◆ EXTRACT ◆
▶

Stability of hematologic analytes in monkey, rabbit, rat, and mouse blood stored at 4°C in EDTA using the ADVIA 120 hematology analyzer
The time from sampling to analysis can be delayed when blood samples are shipped to distant reference laboratories or when analysis cannot be readily performed. Objective:
The objective of this study was to evaluate the stability of hematologic analytes in blood samples from monkeys, rabbits, rats, and mice when samples were stored for up to 72 hours at 4°C. Methods:
Blood samples from 30 monkeys, 15 rabbits, 20 rats, and 30 mice were collected into EDTA-containing tubes and were initially analyzed within 1 hour of collection using the ADVIA 120 analyzer. The samples were then stored at 4°C and reanalyzed at 24, 48, and 72 hours after collection. Results:
Significant (P<.0003) changes in hematologic analytes and calculations included increased HCT and MCV and decreased MCHC and cell hemoglobin concentration mean (CHCM) at 72 hours and increased MPV at 24 hours in monkeys; increased MCV at 72 hours and MPV at 48 hours and decreased monocyte count at 24 hours in rabbits; increased MCV and decreased MCHC, CHCM, and monocyte count at 24 hours in rats; increased MCV, red cell distribution width, and MPV and decreased MCHC, CHCM, and monocyte count at 24 hours in mice. Conclusions:
Although most of the changes in the hematologic analytes in blood from monkeys, rabbits, rats, and mice when samples were stored at 4°C were analytically acceptable and clinically negligible, the best practice in measuring hematologic analytes in these animals is timely processing of blood samples, preferably within 1 hour after collection.

◀

◆ SOURCE DATA ◆
▶

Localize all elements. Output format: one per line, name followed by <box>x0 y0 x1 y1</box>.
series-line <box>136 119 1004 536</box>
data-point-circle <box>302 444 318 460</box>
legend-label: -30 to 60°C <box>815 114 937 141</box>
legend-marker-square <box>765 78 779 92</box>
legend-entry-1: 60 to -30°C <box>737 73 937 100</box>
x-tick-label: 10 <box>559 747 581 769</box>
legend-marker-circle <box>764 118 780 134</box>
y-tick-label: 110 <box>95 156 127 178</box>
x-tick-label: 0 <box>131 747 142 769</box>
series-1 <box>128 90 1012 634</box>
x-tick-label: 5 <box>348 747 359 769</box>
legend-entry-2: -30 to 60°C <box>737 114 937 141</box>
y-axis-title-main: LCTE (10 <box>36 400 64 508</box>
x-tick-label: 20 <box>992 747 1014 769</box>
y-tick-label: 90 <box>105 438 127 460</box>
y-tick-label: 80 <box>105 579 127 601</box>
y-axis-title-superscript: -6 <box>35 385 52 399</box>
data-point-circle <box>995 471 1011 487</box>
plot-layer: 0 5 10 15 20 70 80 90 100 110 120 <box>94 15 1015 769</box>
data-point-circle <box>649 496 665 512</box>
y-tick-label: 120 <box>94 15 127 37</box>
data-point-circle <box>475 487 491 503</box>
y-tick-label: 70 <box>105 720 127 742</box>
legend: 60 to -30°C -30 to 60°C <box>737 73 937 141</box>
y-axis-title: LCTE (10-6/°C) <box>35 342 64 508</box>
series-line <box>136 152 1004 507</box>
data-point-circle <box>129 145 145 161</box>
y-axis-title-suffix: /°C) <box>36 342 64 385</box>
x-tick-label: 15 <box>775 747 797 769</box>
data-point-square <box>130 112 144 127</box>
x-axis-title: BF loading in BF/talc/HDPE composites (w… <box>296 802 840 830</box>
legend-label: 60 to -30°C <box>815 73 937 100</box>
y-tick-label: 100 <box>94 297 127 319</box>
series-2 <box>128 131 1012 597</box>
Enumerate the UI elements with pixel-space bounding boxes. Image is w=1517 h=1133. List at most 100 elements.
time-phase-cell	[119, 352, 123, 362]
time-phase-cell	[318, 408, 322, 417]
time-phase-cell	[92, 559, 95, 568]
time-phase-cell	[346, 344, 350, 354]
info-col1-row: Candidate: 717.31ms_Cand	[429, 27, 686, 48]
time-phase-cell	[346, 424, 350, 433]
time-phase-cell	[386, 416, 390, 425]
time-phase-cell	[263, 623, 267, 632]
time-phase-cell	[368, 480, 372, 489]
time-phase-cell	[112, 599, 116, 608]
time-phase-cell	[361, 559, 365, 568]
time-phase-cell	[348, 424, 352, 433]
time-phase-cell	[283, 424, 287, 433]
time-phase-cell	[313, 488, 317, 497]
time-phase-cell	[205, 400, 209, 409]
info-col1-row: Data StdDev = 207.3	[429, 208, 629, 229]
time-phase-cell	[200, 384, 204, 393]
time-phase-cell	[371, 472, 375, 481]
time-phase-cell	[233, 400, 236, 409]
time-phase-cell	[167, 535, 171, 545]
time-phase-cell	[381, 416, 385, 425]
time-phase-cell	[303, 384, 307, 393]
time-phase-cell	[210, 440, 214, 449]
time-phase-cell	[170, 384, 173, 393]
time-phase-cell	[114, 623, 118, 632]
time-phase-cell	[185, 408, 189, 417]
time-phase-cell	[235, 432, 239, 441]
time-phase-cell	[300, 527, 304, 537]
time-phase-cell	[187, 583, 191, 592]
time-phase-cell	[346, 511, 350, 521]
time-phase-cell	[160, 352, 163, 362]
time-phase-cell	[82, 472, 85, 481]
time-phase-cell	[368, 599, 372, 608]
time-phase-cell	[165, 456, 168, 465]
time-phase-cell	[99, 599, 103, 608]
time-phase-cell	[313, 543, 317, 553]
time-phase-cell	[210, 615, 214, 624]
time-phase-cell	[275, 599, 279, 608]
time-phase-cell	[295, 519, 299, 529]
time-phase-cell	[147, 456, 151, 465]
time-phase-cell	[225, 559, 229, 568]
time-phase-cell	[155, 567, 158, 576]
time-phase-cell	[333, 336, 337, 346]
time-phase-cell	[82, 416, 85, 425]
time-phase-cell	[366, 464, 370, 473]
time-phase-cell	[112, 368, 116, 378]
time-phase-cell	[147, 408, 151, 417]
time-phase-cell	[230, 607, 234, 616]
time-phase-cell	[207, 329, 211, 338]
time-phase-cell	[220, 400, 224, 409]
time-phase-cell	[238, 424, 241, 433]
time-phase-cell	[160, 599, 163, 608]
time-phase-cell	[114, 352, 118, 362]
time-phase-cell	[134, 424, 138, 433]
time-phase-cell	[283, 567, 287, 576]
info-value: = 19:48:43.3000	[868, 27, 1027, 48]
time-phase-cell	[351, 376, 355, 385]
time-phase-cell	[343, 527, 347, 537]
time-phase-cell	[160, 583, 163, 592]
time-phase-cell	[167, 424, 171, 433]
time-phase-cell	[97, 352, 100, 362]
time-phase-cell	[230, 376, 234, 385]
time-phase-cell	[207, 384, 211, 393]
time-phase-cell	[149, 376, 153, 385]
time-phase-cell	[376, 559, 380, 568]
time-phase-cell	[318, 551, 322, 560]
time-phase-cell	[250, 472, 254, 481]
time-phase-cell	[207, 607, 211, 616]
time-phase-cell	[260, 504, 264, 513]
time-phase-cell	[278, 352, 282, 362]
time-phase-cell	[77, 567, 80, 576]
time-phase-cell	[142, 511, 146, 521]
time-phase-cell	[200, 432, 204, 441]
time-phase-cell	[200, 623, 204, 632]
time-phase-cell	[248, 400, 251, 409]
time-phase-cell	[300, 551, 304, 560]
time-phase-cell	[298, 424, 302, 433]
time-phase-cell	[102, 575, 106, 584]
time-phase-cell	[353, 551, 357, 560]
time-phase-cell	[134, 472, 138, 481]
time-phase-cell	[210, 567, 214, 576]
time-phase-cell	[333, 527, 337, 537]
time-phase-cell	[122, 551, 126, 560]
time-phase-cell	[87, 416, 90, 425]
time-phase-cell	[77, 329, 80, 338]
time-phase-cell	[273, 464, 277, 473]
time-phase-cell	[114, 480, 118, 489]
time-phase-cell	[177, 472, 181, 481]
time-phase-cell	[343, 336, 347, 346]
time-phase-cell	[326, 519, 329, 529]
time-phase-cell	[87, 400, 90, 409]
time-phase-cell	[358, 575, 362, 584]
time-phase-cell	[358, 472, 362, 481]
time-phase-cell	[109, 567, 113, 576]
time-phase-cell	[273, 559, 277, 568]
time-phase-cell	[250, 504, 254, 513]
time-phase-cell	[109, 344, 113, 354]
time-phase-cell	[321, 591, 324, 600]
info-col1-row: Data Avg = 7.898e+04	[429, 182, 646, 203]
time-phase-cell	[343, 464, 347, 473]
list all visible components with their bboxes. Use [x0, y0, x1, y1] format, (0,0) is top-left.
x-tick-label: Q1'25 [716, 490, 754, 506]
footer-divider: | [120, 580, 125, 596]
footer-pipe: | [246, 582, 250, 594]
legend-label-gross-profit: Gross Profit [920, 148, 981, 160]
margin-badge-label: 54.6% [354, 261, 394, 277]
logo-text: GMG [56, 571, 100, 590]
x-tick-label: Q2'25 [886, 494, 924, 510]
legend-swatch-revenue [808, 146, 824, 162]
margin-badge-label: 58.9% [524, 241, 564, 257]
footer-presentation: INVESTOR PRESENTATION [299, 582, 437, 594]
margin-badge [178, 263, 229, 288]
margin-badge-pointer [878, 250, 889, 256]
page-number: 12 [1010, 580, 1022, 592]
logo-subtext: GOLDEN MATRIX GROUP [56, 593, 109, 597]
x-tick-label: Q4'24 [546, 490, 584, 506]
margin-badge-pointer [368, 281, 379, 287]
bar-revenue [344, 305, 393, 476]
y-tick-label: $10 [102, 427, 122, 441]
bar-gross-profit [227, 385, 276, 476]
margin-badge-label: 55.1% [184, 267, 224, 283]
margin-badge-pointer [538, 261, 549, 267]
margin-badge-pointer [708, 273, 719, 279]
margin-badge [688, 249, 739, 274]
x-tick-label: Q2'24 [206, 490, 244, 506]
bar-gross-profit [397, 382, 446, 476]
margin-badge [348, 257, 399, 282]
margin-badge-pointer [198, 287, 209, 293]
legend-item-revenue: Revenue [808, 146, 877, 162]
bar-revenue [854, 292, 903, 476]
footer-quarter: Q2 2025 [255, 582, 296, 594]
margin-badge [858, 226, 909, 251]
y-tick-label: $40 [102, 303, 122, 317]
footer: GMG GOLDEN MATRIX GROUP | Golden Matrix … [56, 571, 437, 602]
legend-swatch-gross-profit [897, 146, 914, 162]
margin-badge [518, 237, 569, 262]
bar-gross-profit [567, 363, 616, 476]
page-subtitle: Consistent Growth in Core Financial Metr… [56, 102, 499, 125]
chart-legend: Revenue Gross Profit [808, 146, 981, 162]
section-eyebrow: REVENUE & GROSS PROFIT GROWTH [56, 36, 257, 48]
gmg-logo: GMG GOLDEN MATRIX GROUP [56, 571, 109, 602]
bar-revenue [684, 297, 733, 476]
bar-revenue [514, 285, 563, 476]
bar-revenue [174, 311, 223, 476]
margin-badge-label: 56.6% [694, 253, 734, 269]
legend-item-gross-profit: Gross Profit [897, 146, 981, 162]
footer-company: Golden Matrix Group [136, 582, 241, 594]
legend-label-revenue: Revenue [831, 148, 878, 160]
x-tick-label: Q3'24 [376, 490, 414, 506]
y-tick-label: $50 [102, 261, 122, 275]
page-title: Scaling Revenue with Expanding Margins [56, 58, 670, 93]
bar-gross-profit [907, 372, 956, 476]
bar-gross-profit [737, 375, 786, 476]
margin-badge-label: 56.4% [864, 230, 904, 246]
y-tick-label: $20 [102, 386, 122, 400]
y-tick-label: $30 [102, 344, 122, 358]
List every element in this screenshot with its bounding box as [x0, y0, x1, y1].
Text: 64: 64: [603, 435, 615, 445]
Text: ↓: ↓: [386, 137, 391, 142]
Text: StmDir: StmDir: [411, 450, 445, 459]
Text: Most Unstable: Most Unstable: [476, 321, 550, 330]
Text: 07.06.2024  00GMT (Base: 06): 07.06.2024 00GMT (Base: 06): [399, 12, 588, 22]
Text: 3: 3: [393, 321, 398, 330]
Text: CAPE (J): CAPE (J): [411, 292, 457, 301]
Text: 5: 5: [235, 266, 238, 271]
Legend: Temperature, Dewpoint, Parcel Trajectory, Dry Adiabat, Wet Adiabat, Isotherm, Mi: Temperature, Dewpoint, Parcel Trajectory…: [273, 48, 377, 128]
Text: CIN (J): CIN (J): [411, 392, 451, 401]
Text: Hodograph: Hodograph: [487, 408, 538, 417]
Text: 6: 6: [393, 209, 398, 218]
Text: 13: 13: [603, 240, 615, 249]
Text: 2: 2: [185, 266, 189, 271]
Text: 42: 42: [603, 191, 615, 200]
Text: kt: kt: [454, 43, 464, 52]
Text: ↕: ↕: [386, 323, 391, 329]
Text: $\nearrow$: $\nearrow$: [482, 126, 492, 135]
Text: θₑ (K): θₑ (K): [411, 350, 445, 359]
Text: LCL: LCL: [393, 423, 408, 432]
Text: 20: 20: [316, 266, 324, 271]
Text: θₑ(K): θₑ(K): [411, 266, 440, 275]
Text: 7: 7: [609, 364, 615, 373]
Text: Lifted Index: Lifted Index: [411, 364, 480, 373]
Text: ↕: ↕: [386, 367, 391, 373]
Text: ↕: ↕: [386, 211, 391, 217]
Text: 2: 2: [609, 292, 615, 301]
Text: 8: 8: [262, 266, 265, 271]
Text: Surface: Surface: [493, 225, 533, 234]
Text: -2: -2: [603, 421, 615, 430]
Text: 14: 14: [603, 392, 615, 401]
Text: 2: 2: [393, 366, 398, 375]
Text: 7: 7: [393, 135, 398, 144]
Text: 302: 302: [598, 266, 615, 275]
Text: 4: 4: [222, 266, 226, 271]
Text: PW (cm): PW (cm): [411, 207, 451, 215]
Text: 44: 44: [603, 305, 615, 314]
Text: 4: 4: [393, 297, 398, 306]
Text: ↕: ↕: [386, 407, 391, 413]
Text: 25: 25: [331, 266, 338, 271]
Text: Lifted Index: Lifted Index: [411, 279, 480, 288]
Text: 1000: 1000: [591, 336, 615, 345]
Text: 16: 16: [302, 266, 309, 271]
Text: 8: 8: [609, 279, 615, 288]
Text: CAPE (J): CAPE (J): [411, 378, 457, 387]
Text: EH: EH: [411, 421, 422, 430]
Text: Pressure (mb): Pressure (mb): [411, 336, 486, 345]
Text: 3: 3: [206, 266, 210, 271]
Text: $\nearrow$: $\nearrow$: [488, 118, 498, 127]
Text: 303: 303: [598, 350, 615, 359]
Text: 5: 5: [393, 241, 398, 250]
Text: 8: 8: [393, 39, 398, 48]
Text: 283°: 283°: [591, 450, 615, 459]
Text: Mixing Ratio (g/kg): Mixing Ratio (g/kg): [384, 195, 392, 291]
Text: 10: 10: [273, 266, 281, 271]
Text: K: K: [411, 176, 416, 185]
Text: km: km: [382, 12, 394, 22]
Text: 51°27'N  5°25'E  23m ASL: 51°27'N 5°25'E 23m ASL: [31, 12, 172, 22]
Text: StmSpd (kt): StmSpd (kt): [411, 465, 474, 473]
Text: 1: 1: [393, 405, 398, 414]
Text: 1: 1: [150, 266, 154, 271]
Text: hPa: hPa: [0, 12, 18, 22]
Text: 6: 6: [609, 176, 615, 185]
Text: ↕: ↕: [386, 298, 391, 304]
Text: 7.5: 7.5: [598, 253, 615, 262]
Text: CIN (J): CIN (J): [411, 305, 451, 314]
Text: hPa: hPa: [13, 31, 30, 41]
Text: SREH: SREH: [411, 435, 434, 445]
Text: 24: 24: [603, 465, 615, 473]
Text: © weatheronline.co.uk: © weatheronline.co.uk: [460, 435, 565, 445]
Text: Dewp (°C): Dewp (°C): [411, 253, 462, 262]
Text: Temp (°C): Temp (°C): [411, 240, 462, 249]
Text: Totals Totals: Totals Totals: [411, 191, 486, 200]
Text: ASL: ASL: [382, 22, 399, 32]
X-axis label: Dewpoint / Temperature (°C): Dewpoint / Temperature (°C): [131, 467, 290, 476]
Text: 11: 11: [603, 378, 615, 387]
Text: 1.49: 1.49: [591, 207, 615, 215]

◀

◆ WHAT IS EXPECTED ◆
In the abstract on blood sample stability, turn the paragraph beginning "Significant (P<.0003) changes" into a list with one item per species, keeping its main findings.

◆ ANSWER TO THE EXERCISE ◆
Significant changes (P<.0003):
- Monkeys: HCT and MCV increased, and MCHC and CHCM decreased, at 72 hours. MPV increased at 24 hours.
- Rabbits: MCV increased at 72 hours and MPV at 48 hours. Monocyte count decreased at 24 hours.
- Rats: at 24 hours, MCV increased, and MCHC, CHCM and monocyte count decreased.
- Mice: at 24 hours, MCV, red cell distribution width and MPV increased, and MCHC, CHCM and monocyte count decreased.